(Dataset records)
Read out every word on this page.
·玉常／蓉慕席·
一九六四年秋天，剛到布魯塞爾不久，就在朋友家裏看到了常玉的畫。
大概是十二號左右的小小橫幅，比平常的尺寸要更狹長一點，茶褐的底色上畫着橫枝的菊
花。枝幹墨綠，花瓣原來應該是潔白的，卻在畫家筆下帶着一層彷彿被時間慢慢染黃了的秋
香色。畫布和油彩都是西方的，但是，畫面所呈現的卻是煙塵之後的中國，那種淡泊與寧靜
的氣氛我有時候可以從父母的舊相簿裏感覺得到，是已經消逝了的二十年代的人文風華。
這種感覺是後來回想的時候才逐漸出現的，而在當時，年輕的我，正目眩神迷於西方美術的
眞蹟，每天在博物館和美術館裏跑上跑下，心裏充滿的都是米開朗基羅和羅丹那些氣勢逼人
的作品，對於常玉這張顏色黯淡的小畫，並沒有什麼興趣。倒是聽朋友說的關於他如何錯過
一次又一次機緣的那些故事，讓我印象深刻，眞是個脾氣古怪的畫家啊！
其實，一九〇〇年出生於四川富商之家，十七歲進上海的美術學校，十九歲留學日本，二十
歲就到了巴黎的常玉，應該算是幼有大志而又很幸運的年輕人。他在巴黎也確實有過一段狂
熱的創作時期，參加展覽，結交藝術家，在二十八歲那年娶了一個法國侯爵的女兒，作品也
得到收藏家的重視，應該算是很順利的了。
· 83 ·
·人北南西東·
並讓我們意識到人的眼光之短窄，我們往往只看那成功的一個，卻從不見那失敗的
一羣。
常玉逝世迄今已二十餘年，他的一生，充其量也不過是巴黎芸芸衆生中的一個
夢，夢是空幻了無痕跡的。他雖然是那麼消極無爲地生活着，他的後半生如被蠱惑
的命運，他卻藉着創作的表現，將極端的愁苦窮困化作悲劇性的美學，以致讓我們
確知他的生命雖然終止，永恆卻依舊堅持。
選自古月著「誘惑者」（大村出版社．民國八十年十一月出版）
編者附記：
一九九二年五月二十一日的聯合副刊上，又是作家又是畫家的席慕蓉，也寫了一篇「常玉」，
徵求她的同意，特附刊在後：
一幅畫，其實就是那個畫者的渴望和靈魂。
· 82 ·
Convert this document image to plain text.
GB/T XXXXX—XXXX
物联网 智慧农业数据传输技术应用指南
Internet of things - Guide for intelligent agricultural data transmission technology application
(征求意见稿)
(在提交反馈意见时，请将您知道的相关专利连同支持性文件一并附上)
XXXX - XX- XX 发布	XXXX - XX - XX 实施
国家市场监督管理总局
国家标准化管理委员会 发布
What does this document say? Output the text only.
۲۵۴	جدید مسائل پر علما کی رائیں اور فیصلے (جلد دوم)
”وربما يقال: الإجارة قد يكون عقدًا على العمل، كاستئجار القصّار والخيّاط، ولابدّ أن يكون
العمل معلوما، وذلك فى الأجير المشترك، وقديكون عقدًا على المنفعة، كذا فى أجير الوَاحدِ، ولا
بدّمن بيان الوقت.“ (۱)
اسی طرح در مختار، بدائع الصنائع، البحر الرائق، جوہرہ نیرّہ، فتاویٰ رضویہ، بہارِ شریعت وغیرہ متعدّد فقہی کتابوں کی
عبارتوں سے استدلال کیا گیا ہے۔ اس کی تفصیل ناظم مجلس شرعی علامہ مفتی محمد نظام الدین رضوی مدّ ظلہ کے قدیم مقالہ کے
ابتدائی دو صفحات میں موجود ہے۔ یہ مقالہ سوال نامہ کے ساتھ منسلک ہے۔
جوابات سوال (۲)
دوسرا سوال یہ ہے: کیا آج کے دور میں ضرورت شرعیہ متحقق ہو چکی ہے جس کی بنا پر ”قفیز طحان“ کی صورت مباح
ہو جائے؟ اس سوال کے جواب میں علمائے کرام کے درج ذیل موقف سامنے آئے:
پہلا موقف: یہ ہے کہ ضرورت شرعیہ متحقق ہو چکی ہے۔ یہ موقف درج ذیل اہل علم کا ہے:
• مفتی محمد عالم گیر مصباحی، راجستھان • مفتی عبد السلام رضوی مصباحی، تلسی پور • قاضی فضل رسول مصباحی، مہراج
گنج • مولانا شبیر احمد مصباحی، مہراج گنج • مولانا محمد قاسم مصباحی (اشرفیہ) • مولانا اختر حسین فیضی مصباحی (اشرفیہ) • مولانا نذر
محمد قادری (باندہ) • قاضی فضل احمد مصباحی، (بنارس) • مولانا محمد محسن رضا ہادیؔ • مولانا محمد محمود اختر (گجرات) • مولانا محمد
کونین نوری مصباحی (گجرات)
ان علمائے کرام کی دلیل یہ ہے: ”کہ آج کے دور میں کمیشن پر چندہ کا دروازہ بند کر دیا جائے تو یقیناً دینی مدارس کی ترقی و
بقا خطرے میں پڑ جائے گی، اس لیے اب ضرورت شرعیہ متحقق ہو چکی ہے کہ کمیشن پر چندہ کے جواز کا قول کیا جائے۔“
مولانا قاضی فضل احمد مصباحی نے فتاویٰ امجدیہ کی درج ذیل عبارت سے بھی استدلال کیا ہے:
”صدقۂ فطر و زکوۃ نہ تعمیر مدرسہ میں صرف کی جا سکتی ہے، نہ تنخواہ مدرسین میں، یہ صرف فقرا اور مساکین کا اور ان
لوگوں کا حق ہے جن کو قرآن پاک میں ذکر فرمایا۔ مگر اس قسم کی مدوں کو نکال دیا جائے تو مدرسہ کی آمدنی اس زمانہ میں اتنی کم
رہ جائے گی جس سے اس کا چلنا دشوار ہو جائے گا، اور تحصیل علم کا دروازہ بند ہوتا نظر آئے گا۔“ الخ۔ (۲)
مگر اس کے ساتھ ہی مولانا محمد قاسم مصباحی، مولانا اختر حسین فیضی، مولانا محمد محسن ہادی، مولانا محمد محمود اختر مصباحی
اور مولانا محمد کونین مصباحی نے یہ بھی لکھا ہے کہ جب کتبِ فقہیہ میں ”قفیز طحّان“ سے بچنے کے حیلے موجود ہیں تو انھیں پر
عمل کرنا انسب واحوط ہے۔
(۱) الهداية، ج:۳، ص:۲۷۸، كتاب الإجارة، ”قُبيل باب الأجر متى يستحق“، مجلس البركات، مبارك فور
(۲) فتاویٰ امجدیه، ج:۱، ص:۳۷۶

## WHAT NEEDS TO BE DONE
Copy out every line of the listing that contains the string "XXXX".

## TASK OUTPUT
GB/T XXXXX—XXXX
XXXX - XX- XX 发布	XXXX - XX - XX 实施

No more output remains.